→ EXERCISE TASK
Transcribe each record below word for word.
** Start of EXERCISE MATERIAL **
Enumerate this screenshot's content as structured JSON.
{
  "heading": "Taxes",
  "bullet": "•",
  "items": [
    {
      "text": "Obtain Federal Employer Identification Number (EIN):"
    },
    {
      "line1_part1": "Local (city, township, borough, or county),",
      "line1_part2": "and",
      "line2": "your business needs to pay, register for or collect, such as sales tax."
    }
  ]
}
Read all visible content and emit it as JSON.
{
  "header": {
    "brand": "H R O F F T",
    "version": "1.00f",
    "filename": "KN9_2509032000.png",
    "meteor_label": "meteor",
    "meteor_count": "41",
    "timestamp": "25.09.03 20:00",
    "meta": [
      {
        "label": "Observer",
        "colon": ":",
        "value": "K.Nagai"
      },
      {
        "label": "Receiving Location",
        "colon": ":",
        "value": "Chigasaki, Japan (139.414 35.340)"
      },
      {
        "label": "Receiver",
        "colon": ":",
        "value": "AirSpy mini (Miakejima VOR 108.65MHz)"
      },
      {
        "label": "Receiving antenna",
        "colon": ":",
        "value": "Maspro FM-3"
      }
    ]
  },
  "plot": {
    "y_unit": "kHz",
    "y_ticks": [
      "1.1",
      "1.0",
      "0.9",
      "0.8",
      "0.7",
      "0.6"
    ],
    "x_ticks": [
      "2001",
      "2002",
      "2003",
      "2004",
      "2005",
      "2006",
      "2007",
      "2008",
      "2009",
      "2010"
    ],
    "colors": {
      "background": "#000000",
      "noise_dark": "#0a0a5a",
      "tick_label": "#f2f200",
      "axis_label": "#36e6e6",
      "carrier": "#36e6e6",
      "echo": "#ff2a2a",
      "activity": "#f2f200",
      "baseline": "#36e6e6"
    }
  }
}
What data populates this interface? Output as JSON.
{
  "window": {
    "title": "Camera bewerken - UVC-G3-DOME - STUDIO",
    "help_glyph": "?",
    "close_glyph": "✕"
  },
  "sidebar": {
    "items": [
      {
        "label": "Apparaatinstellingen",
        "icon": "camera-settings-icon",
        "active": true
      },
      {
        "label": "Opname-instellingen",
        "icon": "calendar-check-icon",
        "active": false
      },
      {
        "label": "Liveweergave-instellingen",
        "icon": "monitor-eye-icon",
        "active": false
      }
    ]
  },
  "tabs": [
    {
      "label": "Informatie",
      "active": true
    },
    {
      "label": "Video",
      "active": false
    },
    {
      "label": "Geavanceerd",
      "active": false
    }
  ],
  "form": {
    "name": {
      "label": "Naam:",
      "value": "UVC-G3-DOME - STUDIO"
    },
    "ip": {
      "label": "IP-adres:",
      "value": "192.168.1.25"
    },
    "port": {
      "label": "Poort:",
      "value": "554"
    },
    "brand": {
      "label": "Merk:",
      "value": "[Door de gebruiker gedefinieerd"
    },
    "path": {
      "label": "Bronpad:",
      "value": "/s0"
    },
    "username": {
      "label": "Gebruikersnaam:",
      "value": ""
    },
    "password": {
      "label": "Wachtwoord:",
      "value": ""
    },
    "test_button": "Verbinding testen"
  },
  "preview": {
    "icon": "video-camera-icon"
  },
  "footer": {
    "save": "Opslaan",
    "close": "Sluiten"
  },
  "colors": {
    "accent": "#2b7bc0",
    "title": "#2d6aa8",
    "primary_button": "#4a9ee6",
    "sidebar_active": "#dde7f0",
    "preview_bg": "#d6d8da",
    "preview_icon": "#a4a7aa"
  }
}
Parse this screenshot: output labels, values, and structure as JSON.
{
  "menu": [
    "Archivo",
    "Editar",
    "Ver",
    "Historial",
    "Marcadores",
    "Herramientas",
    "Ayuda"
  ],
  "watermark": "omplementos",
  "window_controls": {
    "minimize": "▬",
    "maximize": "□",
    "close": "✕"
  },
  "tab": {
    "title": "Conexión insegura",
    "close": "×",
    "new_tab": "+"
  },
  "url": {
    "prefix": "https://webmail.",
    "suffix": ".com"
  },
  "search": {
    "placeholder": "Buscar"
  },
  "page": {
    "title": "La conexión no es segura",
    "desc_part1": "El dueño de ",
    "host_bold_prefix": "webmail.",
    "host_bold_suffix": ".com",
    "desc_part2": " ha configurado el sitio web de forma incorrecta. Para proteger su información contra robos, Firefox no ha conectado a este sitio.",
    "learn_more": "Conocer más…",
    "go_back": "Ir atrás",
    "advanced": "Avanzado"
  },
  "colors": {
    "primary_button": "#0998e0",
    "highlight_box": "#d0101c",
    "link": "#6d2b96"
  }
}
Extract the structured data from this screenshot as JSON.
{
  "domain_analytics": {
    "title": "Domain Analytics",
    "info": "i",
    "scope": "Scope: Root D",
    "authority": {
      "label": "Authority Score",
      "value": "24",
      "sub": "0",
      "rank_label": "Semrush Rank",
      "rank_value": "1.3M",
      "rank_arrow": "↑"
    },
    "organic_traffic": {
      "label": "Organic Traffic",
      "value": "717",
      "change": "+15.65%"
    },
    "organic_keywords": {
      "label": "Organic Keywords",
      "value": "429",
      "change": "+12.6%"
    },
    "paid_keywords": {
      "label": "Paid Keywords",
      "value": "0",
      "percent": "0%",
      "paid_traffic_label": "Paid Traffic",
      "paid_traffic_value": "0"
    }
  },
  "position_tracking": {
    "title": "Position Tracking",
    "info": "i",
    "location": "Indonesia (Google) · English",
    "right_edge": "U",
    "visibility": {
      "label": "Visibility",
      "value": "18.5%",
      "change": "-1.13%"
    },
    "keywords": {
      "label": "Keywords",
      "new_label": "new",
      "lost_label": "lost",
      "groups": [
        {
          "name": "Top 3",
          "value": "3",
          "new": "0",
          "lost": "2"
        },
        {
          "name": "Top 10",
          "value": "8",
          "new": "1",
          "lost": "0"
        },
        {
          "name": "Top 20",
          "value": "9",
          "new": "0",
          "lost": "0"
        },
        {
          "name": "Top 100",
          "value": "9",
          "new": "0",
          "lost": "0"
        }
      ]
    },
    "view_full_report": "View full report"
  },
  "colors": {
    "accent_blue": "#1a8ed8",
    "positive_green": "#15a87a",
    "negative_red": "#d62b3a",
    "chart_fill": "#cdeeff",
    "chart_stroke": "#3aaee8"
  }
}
** End of EXERCISE MATERIAL **
→ ANSWER FOR THIS EXERCISE
Enumerate this screenshot's content as structured JSON.
{
  "heading": "Taxes",
  "bullet": "•",
  "items": [
    {
      "text": "Obtain Federal Employer Identification Number (EIN):"
    },
    {
      "line1_part1": "Local (city, township, borough, or county),",
      "line1_part2": "and",
      "line2": "your business needs to pay, register for or collect, such as sales tax."
    }
  ]
}
Read all visible content and emit it as JSON.
{
  "header": {
    "brand": "H R O F F T",
    "version": "1.00f",
    "filename": "KN9_2509032000.png",
    "meteor_label": "meteor",
    "meteor_count": "41",
    "timestamp": "25.09.03 20:00",
    "meta": [
      {
        "label": "Observer",
        "colon": ":",
        "value": "K.Nagai"
      },
      {
        "label": "Receiving Location",
        "colon": ":",
        "value": "Chigasaki, Japan (139.414 35.340)"
      },
      {
        "label": "Receiver",
        "colon": ":",
        "value": "AirSpy mini (Miakejima VOR 108.65MHz)"
      },
      {
        "label": "Receiving antenna",
        "colon": ":",
        "value": "Maspro FM-3"
      }
    ]
  },
  "plot": {
    "y_unit": "kHz",
    "y_ticks": [
      "1.1",
      "1.0",
      "0.9",
      "0.8",
      "0.7",
      "0.6"
    ],
    "x_ticks": [
      "2001",
      "2002",
      "2003",
      "2004",
      "2005",
      "2006",
      "2007",
      "2008",
      "2009",
      "2010"
    ],
    "colors": {
      "background": "#000000",
      "noise_dark": "#0a0a5a",
      "tick_label": "#f2f200",
      "axis_label": "#36e6e6",
      "carrier": "#36e6e6",
      "echo": "#ff2a2a",
      "activity": "#f2f200",
      "baseline": "#36e6e6"
    }
  }
}
What data populates this interface? Output as JSON.
{
  "window": {
    "title": "Camera bewerken - UVC-G3-DOME - STUDIO",
    "help_glyph": "?",
    "close_glyph": "✕"
  },
  "sidebar": {
    "items": [
      {
        "label": "Apparaatinstellingen",
        "icon": "camera-settings-icon",
        "active": true
      },
      {
        "label": "Opname-instellingen",
        "icon": "calendar-check-icon",
        "active": false
      },
      {
        "label": "Liveweergave-instellingen",
        "icon": "monitor-eye-icon",
        "active": false
      }
    ]
  },
  "tabs": [
    {
      "label": "Informatie",
      "active": true
    },
    {
      "label": "Video",
      "active": false
    },
    {
      "label": "Geavanceerd",
      "active": false
    }
  ],
  "form": {
    "name": {
      "label": "Naam:",
      "value": "UVC-G3-DOME - STUDIO"
    },
    "ip": {
      "label": "IP-adres:",
      "value": "192.168.1.25"
    },
    "port": {
      "label": "Poort:",
      "value": "554"
    },
    "brand": {
      "label": "Merk:",
      "value": "[Door de gebruiker gedefinieerd"
    },
    "path": {
      "label": "Bronpad:",
      "value": "/s0"
    },
    "username": {
      "label": "Gebruikersnaam:",
      "value": ""
    },
    "password": {
      "label": "Wachtwoord:",
      "value": ""
    },
    "test_button": "Verbinding testen"
  },
  "preview": {
    "icon": "video-camera-icon"
  },
  "footer": {
    "save": "Opslaan",
    "close": "Sluiten"
  },
  "colors": {
    "accent": "#2b7bc0",
    "title": "#2d6aa8",
    "primary_button": "#4a9ee6",
    "sidebar_active": "#dde7f0",
    "preview_bg": "#d6d8da",
    "preview_icon": "#a4a7aa"
  }
}
Parse this screenshot: output labels, values, and structure as JSON.
{
  "menu": [
    "Archivo",
    "Editar",
    "Ver",
    "Historial",
    "Marcadores",
    "Herramientas",
    "Ayuda"
  ],
  "watermark": "omplementos",
  "window_controls": {
    "minimize": "▬",
    "maximize": "□",
    "close": "✕"
  },
  "tab": {
    "title": "Conexión insegura",
    "close": "×",
    "new_tab": "+"
  },
  "url": {
    "prefix": "https://webmail.",
    "suffix": ".com"
  },
  "search": {
    "placeholder": "Buscar"
  },
  "page": {
    "title": "La conexión no es segura",
    "desc_part1": "El dueño de ",
    "host_bold_prefix": "webmail.",
    "host_bold_suffix": ".com",
    "desc_part2": " ha configurado el sitio web de forma incorrecta. Para proteger su información contra robos, Firefox no ha conectado a este sitio.",
    "learn_more": "Conocer más…",
    "go_back": "Ir atrás",
    "advanced": "Avanzado"
  },
  "colors": {
    "primary_button": "#0998e0",
    "highlight_box": "#d0101c",
    "link": "#6d2b96"
  }
}
Extract the structured data from this screenshot as JSON.
{
  "domain_analytics": {
    "title": "Domain Analytics",
    "info": "i",
    "scope": "Scope: Root D",
    "authority": {
      "label": "Authority Score",
      "value": "24",
      "sub": "0",
      "rank_label": "Semrush Rank",
      "rank_value": "1.3M",
      "rank_arrow": "↑"
    },
    "organic_traffic": {
      "label": "Organic Traffic",
      "value": "717",
      "change": "+15.65%"
    },
    "organic_keywords": {
      "label": "Organic Keywords",
      "value": "429",
      "change": "+12.6%"
    },
    "paid_keywords": {
      "label": "Paid Keywords",
      "value": "0",
      "percent": "0%",
      "paid_traffic_label": "Paid Traffic",
      "paid_traffic_value": "0"
    }
  },
  "position_tracking": {
    "title": "Position Tracking",
    "info": "i",
    "location": "Indonesia (Google) · English",
    "right_edge": "U",
    "visibility": {
      "label": "Visibility",
      "value": "18.5%",
      "change": "-1.13%"
    },
    "keywords": {
      "label": "Keywords",
      "new_label": "new",
      "lost_label": "lost",
      "groups": [
        {
          "name": "Top 3",
          "value": "3",
          "new": "0",
          "lost": "2"
        },
        {
          "name": "Top 10",
          "value": "8",
          "new": "1",
          "lost": "0"
        },
        {
          "name": "Top 20",
          "value": "9",
          "new": "0",
          "lost": "0"
        },
        {
          "name": "Top 100",
          "value": "9",
          "new": "0",
          "lost": "0"
        }
      ]
    },
    "view_full_report": "View full report"
  },
  "colors": {
    "accent_blue": "#1a8ed8",
    "positive_green": "#15a87a",
    "negative_red": "#d62b3a",
    "chart_fill": "#cdeeff",
    "chart_stroke": "#3aaee8"
  }
}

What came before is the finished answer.